**Problem description:** Transcribe every line, keeping it exact.

☆ ☆ ☆ ☆ ☆ ☆ ☆

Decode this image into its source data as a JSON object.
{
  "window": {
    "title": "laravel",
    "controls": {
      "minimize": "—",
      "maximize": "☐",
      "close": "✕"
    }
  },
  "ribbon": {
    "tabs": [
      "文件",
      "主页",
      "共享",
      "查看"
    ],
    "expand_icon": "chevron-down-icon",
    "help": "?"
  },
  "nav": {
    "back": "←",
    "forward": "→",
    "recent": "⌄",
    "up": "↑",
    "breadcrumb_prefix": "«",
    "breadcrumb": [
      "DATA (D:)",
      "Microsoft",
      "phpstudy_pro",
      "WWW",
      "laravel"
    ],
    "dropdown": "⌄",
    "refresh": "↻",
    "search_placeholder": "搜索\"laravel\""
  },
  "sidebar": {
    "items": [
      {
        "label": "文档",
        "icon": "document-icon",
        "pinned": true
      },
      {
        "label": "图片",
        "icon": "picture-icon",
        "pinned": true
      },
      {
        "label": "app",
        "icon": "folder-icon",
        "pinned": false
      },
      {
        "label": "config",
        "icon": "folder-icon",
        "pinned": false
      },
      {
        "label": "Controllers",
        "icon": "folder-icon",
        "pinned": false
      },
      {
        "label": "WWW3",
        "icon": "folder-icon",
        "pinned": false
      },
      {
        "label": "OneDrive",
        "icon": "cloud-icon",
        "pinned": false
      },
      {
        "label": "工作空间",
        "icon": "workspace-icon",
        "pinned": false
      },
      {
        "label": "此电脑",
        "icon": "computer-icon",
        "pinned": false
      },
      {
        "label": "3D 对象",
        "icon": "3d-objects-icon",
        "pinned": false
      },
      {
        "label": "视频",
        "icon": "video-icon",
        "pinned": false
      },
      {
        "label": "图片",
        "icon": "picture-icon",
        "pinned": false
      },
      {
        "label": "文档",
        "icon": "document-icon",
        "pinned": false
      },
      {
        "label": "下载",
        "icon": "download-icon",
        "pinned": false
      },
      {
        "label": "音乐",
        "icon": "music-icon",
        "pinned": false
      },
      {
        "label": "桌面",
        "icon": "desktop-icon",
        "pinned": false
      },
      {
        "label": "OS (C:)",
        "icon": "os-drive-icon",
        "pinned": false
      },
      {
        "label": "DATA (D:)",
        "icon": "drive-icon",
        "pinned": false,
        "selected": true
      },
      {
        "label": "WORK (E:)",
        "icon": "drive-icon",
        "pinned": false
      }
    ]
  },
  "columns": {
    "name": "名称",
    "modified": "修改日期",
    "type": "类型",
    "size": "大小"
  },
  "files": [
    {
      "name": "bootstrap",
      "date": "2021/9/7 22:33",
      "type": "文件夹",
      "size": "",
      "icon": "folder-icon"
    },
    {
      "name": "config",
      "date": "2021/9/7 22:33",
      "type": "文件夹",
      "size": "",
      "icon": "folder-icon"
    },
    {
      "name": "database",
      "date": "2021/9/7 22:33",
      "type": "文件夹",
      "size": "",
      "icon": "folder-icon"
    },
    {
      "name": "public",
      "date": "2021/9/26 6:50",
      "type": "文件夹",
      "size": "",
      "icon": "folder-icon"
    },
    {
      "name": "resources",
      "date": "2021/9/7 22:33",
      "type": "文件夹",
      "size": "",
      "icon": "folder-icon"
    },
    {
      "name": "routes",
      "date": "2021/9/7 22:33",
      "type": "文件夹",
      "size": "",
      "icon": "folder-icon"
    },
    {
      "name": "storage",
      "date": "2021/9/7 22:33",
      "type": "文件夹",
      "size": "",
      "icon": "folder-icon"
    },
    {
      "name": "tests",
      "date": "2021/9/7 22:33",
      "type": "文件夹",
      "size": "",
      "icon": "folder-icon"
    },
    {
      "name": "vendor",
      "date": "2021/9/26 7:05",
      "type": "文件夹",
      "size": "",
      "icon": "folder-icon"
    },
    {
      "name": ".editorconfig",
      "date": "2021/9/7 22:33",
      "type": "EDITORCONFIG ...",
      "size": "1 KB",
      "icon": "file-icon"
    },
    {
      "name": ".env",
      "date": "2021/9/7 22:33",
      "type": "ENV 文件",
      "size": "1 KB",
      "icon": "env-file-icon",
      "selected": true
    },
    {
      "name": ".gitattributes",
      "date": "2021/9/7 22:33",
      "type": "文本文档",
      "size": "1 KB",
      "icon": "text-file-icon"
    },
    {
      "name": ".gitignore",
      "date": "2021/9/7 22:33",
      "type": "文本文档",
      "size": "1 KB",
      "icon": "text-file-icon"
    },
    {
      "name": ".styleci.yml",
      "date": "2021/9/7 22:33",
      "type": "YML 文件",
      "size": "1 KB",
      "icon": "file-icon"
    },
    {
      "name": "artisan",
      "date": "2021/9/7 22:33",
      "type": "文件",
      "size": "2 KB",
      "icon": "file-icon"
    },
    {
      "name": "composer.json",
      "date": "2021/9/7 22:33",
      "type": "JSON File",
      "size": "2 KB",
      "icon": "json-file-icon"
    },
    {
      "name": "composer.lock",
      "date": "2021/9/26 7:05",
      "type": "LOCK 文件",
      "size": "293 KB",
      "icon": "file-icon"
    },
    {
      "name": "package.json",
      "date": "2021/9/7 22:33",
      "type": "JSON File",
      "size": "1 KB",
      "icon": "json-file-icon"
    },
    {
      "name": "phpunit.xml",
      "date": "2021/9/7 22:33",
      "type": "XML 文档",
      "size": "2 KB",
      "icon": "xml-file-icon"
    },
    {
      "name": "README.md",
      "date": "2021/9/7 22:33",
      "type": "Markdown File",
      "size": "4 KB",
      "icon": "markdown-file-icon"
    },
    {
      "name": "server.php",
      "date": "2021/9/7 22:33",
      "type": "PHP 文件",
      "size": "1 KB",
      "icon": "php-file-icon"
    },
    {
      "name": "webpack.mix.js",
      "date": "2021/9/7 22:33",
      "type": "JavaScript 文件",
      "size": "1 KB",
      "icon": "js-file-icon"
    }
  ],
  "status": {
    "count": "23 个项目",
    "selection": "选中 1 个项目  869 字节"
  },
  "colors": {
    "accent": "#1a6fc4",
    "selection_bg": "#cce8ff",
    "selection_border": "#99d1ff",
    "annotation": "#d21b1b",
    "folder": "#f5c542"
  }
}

☆ ☆ ☆ ☆ ☆ ☆ ☆

**Written solution:**
Decode this image into its source data as a JSON object.
{
  "window": {
    "title": "laravel",
    "controls": {
      "minimize": "—",
      "maximize": "☐",
      "close": "✕"
    }
  },
  "ribbon": {
    "tabs": [
      "文件",
      "主页",
      "共享",
      "查看"
    ],
    "expand_icon": "chevron-down-icon",
    "help": "?"
  },
  "nav": {
    "back": "←",
    "forward": "→",
    "recent": "⌄",
    "up": "↑",
    "breadcrumb_prefix": "«",
    "breadcrumb": [
      "DATA (D:)",
      "Microsoft",
      "phpstudy_pro",
      "WWW",
      "laravel"
    ],
    "dropdown": "⌄",
    "refresh": "↻",
    "search_placeholder": "搜索\"laravel\""
  },
  "sidebar": {
    "items": [
      {
        "label": "文档",
        "icon": "document-icon",
        "pinned": true
      },
      {
        "label": "图片",
        "icon": "picture-icon",
        "pinned": true
      },
      {
        "label": "app",
        "icon": "folder-icon",
        "pinned": false
      },
      {
        "label": "config",
        "icon": "folder-icon",
        "pinned": false
      },
      {
        "label": "Controllers",
        "icon": "folder-icon",
        "pinned": false
      },
      {
        "label": "WWW3",
        "icon": "folder-icon",
        "pinned": false
      },
      {
        "label": "OneDrive",
        "icon": "cloud-icon",
        "pinned": false
      },
      {
        "label": "工作空间",
        "icon": "workspace-icon",
        "pinned": false
      },
      {
        "label": "此电脑",
        "icon": "computer-icon",
        "pinned": false
      },
      {
        "label": "3D 对象",
        "icon": "3d-objects-icon",
        "pinned": false
      },
      {
        "label": "视频",
        "icon": "video-icon",
        "pinned": false
      },
      {
        "label": "图片",
        "icon": "picture-icon",
        "pinned": false
      },
      {
        "label": "文档",
        "icon": "document-icon",
        "pinned": false
      },
      {
        "label": "下载",
        "icon": "download-icon",
        "pinned": false
      },
      {
        "label": "音乐",
        "icon": "music-icon",
        "pinned": false
      },
      {
        "label": "桌面",
        "icon": "desktop-icon",
        "pinned": false
      },
      {
        "label": "OS (C:)",
        "icon": "os-drive-icon",
        "pinned": false
      },
      {
        "label": "DATA (D:)",
        "icon": "drive-icon",
        "pinned": false,
        "selected": true
      },
      {
        "label": "WORK (E:)",
        "icon": "drive-icon",
        "pinned": false
      }
    ]
  },
  "columns": {
    "name": "名称",
    "modified": "修改日期",
    "type": "类型",
    "size": "大小"
  },
  "files": [
    {
      "name": "bootstrap",
      "date": "2021/9/7 22:33",
      "type": "文件夹",
      "size": "",
      "icon": "folder-icon"
    },
    {
      "name": "config",
      "date": "2021/9/7 22:33",
      "type": "文件夹",
      "size": "",
      "icon": "folder-icon"
    },
    {
      "name": "database",
      "date": "2021/9/7 22:33",
      "type": "文件夹",
      "size": "",
      "icon": "folder-icon"
    },
    {
      "name": "public",
      "date": "2021/9/26 6:50",
      "type": "文件夹",
      "size": "",
      "icon": "folder-icon"
    },
    {
      "name": "resources",
      "date": "2021/9/7 22:33",
      "type": "文件夹",
      "size": "",
      "icon": "folder-icon"
    },
    {
      "name": "routes",
      "date": "2021/9/7 22:33",
      "type": "文件夹",
      "size": "",
      "icon": "folder-icon"
    },
    {
      "name": "storage",
      "date": "2021/9/7 22:33",
      "type": "文件夹",
      "size": "",
      "icon": "folder-icon"
    },
    {
      "name": "tests",
      "date": "2021/9/7 22:33",
      "type": "文件夹",
      "size": "",
      "icon": "folder-icon"
    },
    {
      "name": "vendor",
      "date": "2021/9/26 7:05",
      "type": "文件夹",
      "size": "",
      "icon": "folder-icon"
    },
    {
      "name": ".editorconfig",
      "date": "2021/9/7 22:33",
      "type": "EDITORCONFIG ...",
      "size": "1 KB",
      "icon": "file-icon"
    },
    {
      "name": ".env",
      "date": "2021/9/7 22:33",
      "type": "ENV 文件",
      "size": "1 KB",
      "icon": "env-file-icon",
      "selected": true
    },
    {
      "name": ".gitattributes",
      "date": "2021/9/7 22:33",
      "type": "文本文档",
      "size": "1 KB",
      "icon": "text-file-icon"
    },
    {
      "name": ".gitignore",
      "date": "2021/9/7 22:33",
      "type": "文本文档",
      "size": "1 KB",
      "icon": "text-file-icon"
    },
    {
      "name": ".styleci.yml",
      "date": "2021/9/7 22:33",
      "type": "YML 文件",
      "size": "1 KB",
      "icon": "file-icon"
    },
    {
      "name": "artisan",
      "date": "2021/9/7 22:33",
      "type": "文件",
      "size": "2 KB",
      "icon": "file-icon"
    },
    {
      "name": "composer.json",
      "date": "2021/9/7 22:33",
      "type": "JSON File",
      "size": "2 KB",
      "icon": "json-file-icon"
    },
    {
      "name": "composer.lock",
      "date": "2021/9/26 7:05",
      "type": "LOCK 文件",
      "size": "293 KB",
      "icon": "file-icon"
    },
    {
      "name": "package.json",
      "date": "2021/9/7 22:33",
      "type": "JSON File",
      "size": "1 KB",
      "icon": "json-file-icon"
    },
    {
      "name": "phpunit.xml",
      "date": "2021/9/7 22:33",
      "type": "XML 文档",
      "size": "2 KB",
      "icon": "xml-file-icon"
    },
    {
      "name": "README.md",
      "date": "2021/9/7 22:33",
      "type": "Markdown File",
      "size": "4 KB",
      "icon": "markdown-file-icon"
    },
    {
      "name": "server.php",
      "date": "2021/9/7 22:33",
      "type": "PHP 文件",
      "size": "1 KB",
      "icon": "php-file-icon"
    },
    {
      "name": "webpack.mix.js",
      "date": "2021/9/7 22:33",
      "type": "JavaScript 文件",
      "size": "1 KB",
      "icon": "js-file-icon"
    }
  ],
  "status": {
    "count": "23 个项目",
    "selection": "选中 1 个项目  869 字节"
  },
  "colors": {
    "accent": "#1a6fc4",
    "selection_bg": "#cce8ff",
    "selection_border": "#99d1ff",
    "annotation": "#d21b1b",
    "folder": "#f5c542"
  }
}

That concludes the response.